The request: Pictures within the data are to be left out; everything else must be reproduced exactly.

Records for this task:

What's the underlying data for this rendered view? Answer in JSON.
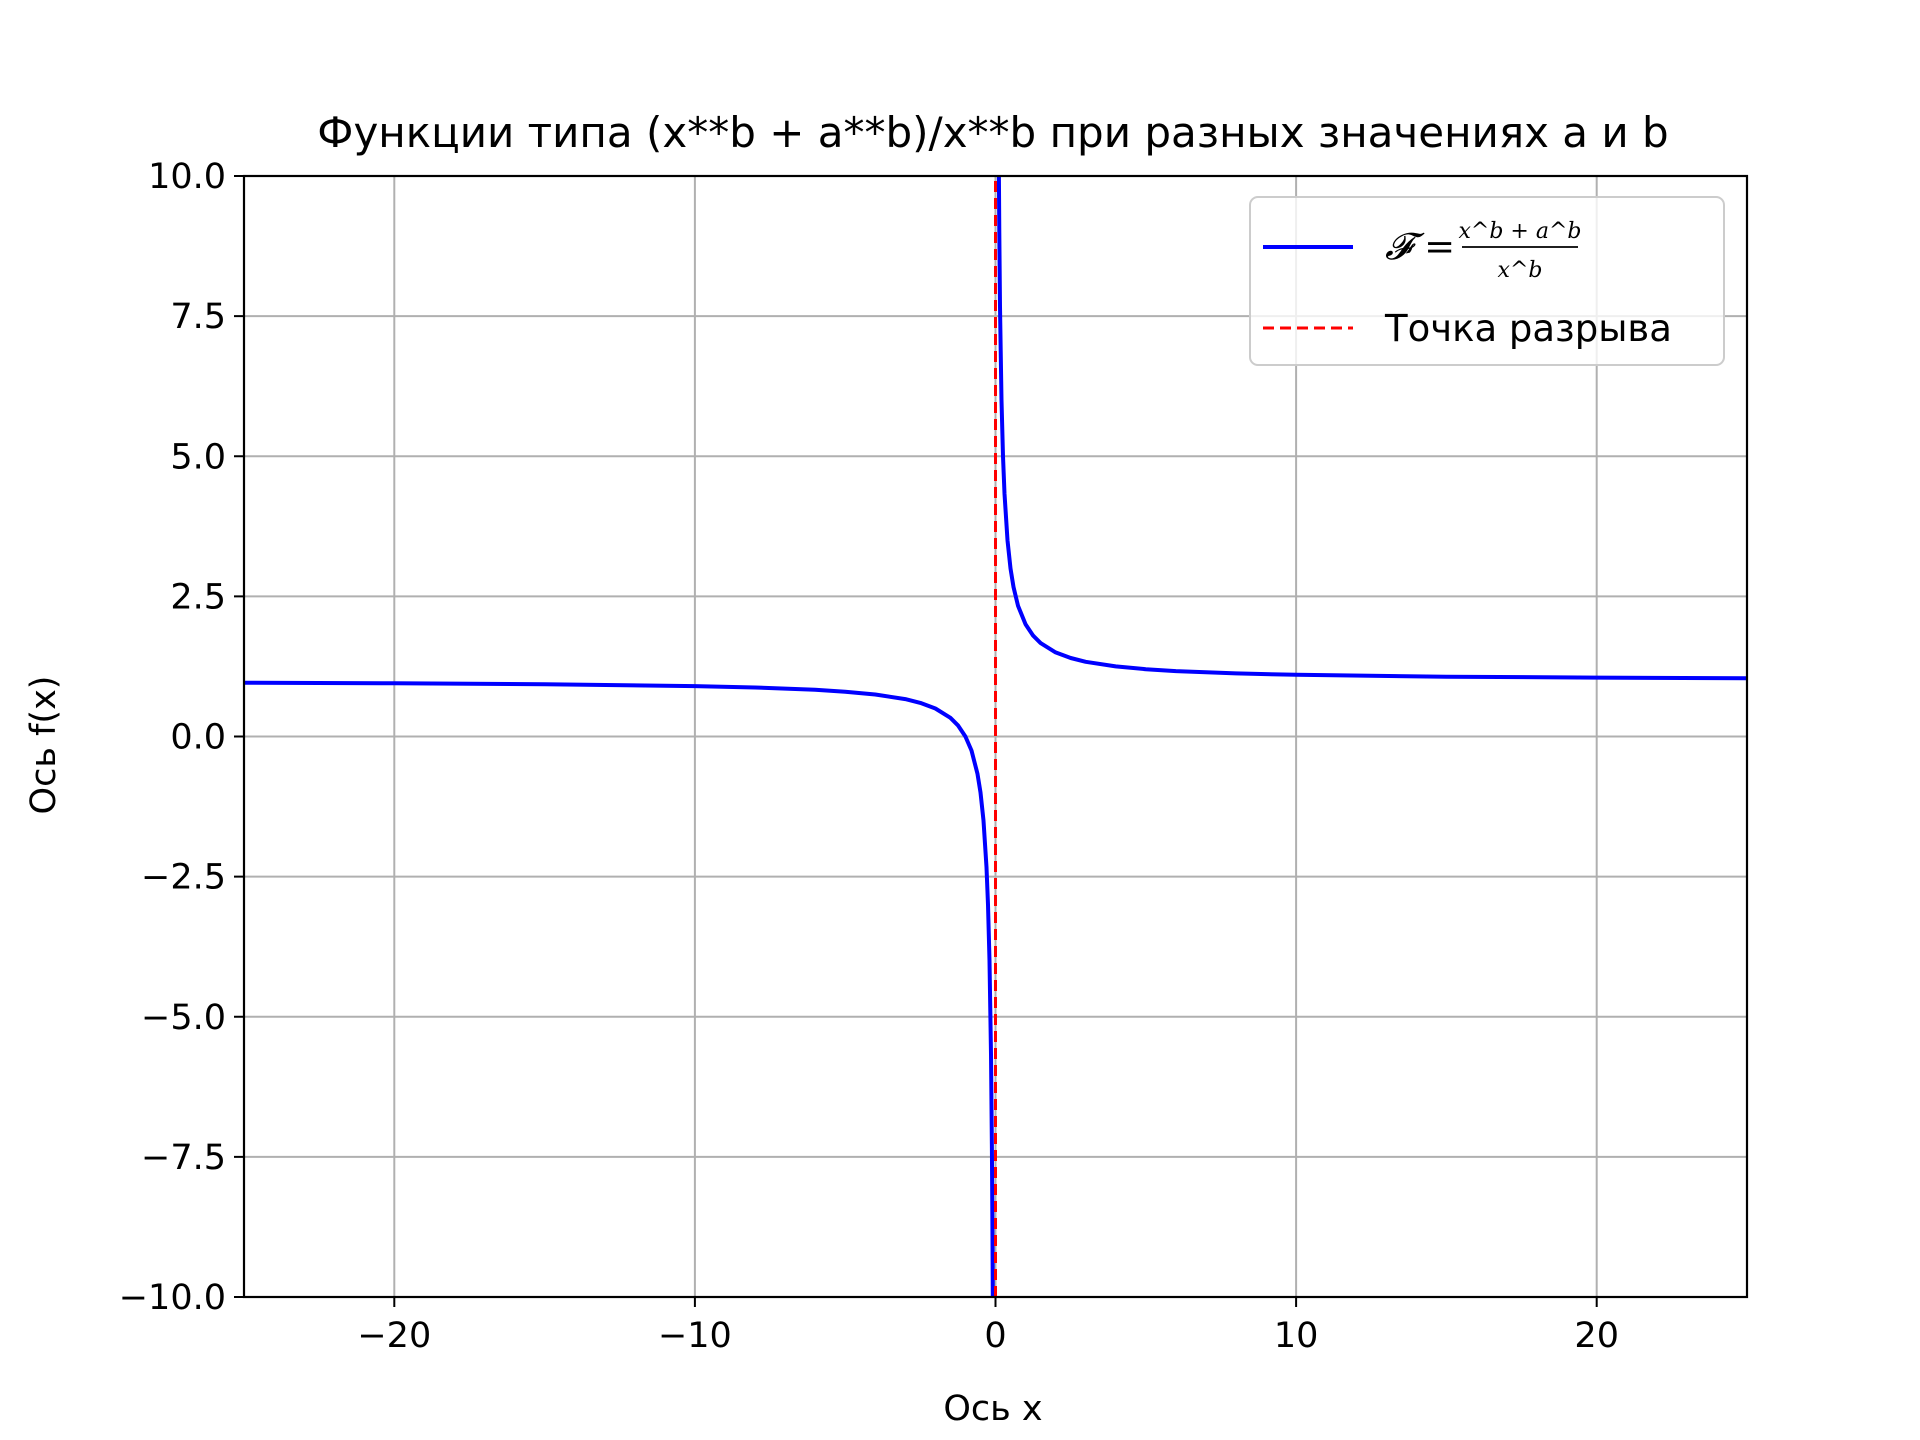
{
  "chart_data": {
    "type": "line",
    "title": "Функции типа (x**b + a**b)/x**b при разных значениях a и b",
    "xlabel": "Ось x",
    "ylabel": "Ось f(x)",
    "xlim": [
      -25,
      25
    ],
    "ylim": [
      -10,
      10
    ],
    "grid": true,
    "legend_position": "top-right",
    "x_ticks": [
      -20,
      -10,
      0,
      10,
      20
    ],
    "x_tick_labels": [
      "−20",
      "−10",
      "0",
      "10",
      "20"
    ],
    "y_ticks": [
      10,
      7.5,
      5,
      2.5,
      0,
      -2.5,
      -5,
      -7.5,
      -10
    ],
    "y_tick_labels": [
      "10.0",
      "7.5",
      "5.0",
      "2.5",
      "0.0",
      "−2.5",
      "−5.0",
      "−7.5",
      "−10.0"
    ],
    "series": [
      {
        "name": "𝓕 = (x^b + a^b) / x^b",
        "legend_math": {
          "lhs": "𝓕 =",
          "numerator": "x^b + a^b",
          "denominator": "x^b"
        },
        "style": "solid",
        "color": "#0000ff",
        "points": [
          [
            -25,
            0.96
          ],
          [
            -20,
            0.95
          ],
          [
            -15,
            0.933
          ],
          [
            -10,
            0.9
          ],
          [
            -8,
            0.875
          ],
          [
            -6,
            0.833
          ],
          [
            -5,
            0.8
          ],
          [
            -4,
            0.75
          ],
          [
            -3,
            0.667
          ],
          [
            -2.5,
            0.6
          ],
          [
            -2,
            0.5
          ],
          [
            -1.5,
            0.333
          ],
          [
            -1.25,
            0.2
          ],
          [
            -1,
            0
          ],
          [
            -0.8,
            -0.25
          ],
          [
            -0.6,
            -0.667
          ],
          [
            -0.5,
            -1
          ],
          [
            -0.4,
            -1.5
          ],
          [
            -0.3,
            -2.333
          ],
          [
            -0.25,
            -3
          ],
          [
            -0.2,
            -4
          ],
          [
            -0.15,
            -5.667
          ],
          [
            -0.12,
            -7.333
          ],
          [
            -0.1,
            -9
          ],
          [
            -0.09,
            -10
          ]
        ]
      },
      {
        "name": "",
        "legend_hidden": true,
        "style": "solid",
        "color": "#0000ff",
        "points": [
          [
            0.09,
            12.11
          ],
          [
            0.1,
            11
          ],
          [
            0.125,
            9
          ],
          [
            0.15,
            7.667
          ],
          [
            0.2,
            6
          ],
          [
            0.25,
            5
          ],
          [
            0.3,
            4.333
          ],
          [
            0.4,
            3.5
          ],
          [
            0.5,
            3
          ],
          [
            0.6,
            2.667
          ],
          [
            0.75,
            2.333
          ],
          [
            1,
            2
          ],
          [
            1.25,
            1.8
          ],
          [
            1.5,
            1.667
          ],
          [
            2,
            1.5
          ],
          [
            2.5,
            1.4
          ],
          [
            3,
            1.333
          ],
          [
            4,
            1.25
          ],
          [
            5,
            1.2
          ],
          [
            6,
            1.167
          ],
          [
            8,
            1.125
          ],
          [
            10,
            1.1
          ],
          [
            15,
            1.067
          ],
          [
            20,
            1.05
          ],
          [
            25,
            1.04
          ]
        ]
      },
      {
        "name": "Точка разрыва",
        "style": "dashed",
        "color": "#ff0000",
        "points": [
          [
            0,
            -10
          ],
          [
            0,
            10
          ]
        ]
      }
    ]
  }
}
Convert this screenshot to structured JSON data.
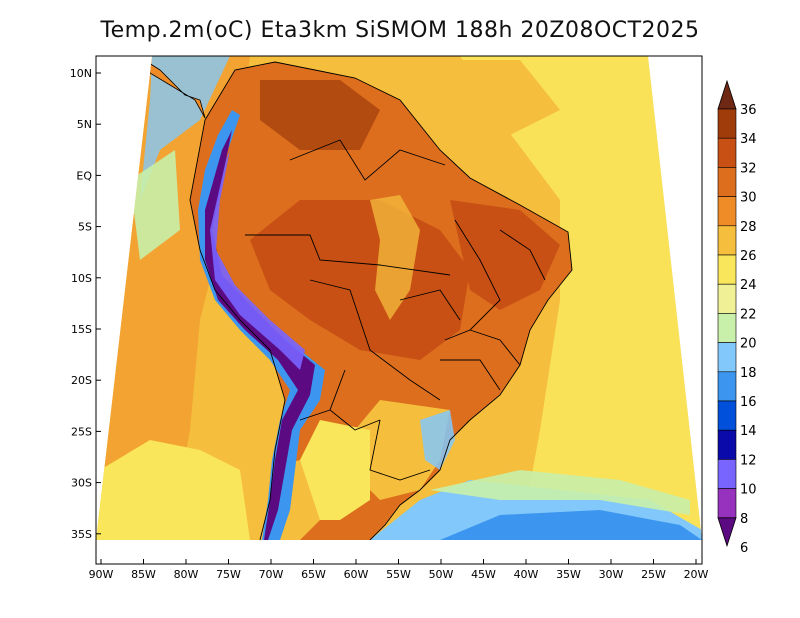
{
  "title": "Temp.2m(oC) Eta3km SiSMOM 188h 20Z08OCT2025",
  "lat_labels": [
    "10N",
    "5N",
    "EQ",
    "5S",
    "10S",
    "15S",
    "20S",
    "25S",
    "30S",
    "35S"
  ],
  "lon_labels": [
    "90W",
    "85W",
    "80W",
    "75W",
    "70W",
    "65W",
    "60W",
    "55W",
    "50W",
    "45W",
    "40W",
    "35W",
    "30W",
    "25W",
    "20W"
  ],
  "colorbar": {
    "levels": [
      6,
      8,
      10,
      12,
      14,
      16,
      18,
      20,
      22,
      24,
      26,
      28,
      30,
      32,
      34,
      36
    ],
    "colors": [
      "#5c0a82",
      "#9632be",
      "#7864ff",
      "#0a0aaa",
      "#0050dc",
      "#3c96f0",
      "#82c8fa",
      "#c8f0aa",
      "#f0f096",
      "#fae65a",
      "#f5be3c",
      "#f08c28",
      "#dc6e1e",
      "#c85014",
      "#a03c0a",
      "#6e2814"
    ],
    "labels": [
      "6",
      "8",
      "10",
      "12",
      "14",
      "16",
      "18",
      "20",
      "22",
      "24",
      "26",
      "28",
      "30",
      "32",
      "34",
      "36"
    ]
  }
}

Solution for this exercise:
What's the underlying data for this rendered view? Answer in JSON.
{
  "chart_data": {
    "type": "line",
    "title": "Функции типа (x**b + a**b)/x**b при разных значениях a и b",
    "xlabel": "Ось x",
    "ylabel": "Ось f(x)",
    "xlim": [
      -25,
      25
    ],
    "ylim": [
      -10,
      10
    ],
    "grid": true,
    "legend_position": "top-right",
    "x_ticks": [
      -20,
      -10,
      0,
      10,
      20
    ],
    "x_tick_labels": [
      "−20",
      "−10",
      "0",
      "10",
      "20"
    ],
    "y_ticks": [
      10,
      7.5,
      5,
      2.5,
      0,
      -2.5,
      -5,
      -7.5,
      -10
    ],
    "y_tick_labels": [
      "10.0",
      "7.5",
      "5.0",
      "2.5",
      "0.0",
      "−2.5",
      "−5.0",
      "−7.5",
      "−10.0"
    ],
    "series": [
      {
        "name": "𝓕 = (x^b + a^b) / x^b",
        "legend_math": {
          "lhs": "𝓕 =",
          "numerator": "x^b + a^b",
          "denominator": "x^b"
        },
        "style": "solid",
        "color": "#0000ff",
        "points": [
          [
            -25,
            0.96
          ],
          [
            -20,
            0.95
          ],
          [
            -15,
            0.933
          ],
          [
            -10,
            0.9
          ],
          [
            -8,
            0.875
          ],
          [
            -6,
            0.833
          ],
          [
            -5,
            0.8
          ],
          [
            -4,
            0.75
          ],
          [
            -3,
            0.667
          ],
          [
            -2.5,
            0.6
          ],
          [
            -2,
            0.5
          ],
          [
            -1.5,
            0.333
          ],
          [
            -1.25,
            0.2
          ],
          [
            -1,
            0
          ],
          [
            -0.8,
            -0.25
          ],
          [
            -0.6,
            -0.667
          ],
          [
            -0.5,
            -1
          ],
          [
            -0.4,
            -1.5
          ],
          [
            -0.3,
            -2.333
          ],
          [
            -0.25,
            -3
          ],
          [
            -0.2,
            -4
          ],
          [
            -0.15,
            -5.667
          ],
          [
            -0.12,
            -7.333
          ],
          [
            -0.1,
            -9
          ],
          [
            -0.09,
            -10
          ]
        ]
      },
      {
        "name": "",
        "legend_hidden": true,
        "style": "solid",
        "color": "#0000ff",
        "points": [
          [
            0.09,
            12.11
          ],
          [
            0.1,
            11
          ],
          [
            0.125,
            9
          ],
          [
            0.15,
            7.667
          ],
          [
            0.2,
            6
          ],
          [
            0.25,
            5
          ],
          [
            0.3,
            4.333
          ],
          [
            0.4,
            3.5
          ],
          [
            0.5,
            3
          ],
          [
            0.6,
            2.667
          ],
          [
            0.75,
            2.333
          ],
          [
            1,
            2
          ],
          [
            1.25,
            1.8
          ],
          [
            1.5,
            1.667
          ],
          [
            2,
            1.5
          ],
          [
            2.5,
            1.4
          ],
          [
            3,
            1.333
          ],
          [
            4,
            1.25
          ],
          [
            5,
            1.2
          ],
          [
            6,
            1.167
          ],
          [
            8,
            1.125
          ],
          [
            10,
            1.1
          ],
          [
            15,
            1.067
          ],
          [
            20,
            1.05
          ],
          [
            25,
            1.04
          ]
        ]
      },
      {
        "name": "Точка разрыва",
        "style": "dashed",
        "color": "#ff0000",
        "points": [
          [
            0,
            -10
          ],
          [
            0,
            10
          ]
        ]
      }
    ]
  }
}
Convert this screenshot to structured JSON data.
{
  "title": "Temp.2m(oC) Eta3km SiSMOM 188h 20Z08OCT2025",
  "lat_labels": [
    "10N",
    "5N",
    "EQ",
    "5S",
    "10S",
    "15S",
    "20S",
    "25S",
    "30S",
    "35S"
  ],
  "lon_labels": [
    "90W",
    "85W",
    "80W",
    "75W",
    "70W",
    "65W",
    "60W",
    "55W",
    "50W",
    "45W",
    "40W",
    "35W",
    "30W",
    "25W",
    "20W"
  ],
  "colorbar": {
    "levels": [
      6,
      8,
      10,
      12,
      14,
      16,
      18,
      20,
      22,
      24,
      26,
      28,
      30,
      32,
      34,
      36
    ],
    "colors": [
      "#5c0a82",
      "#9632be",
      "#7864ff",
      "#0a0aaa",
      "#0050dc",
      "#3c96f0",
      "#82c8fa",
      "#c8f0aa",
      "#f0f096",
      "#fae65a",
      "#f5be3c",
      "#f08c28",
      "#dc6e1e",
      "#c85014",
      "#a03c0a",
      "#6e2814"
    ],
    "labels": [
      "6",
      "8",
      "10",
      "12",
      "14",
      "16",
      "18",
      "20",
      "22",
      "24",
      "26",
      "28",
      "30",
      "32",
      "34",
      "36"
    ]
  }
}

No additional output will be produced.